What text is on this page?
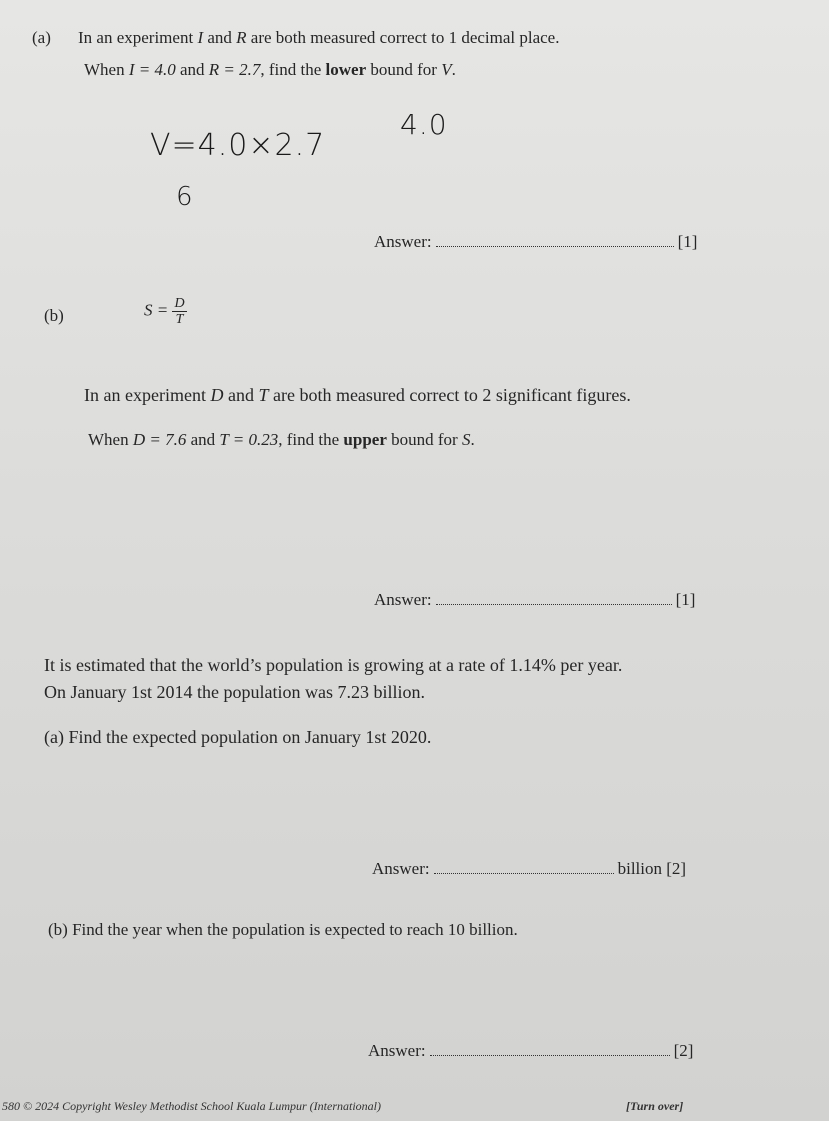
(a) In an experiment I and R are both measured correct to 1 decimal place.
When I = 4.0 and R = 2.7, find the lower bound for V.
V=4.0×2.7
4.0
6
Answer:	[1]
(b)	$S = \frac{D}{T}$
In an experiment D and T are both measured correct to 2 significant figures.
When D = 7.6 and T = 0.23, find the upper bound for S.
Answer:	[1]
It is estimated that the world’s population is growing at a rate of 1.14% per year.
On January 1st 2014 the population was 7.23 billion.
(a) Find the expected population on January 1st 2020.
Answer:	billion [2]
(b) Find the year when the population is expected to reach 10 billion.
Answer:	[2]
580 © 2024 Copyright Wesley Methodist School Kuala Lumpur (International)	[Turn over]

# YOUR OBJECTIVE
Set the entries down again exactly. Do not include the images.

# ANSWER TO THIS EXERCISE
What text is on this page?
(a) In an experiment I and R are both measured correct to 1 decimal place.
When I = 4.0 and R = 2.7, find the lower bound for V.
V=4.0×2.7
4.0
6
Answer:	[1]
(b)	$S = \frac{D}{T}$
In an experiment D and T are both measured correct to 2 significant figures.
When D = 7.6 and T = 0.23, find the upper bound for S.
Answer:	[1]
It is estimated that the world’s population is growing at a rate of 1.14% per year.
On January 1st 2014 the population was 7.23 billion.
(a) Find the expected population on January 1st 2020.
Answer:	billion [2]
(b) Find the year when the population is expected to reach 10 billion.
Answer:	[2]
580 © 2024 Copyright Wesley Methodist School Kuala Lumpur (International)	[Turn over]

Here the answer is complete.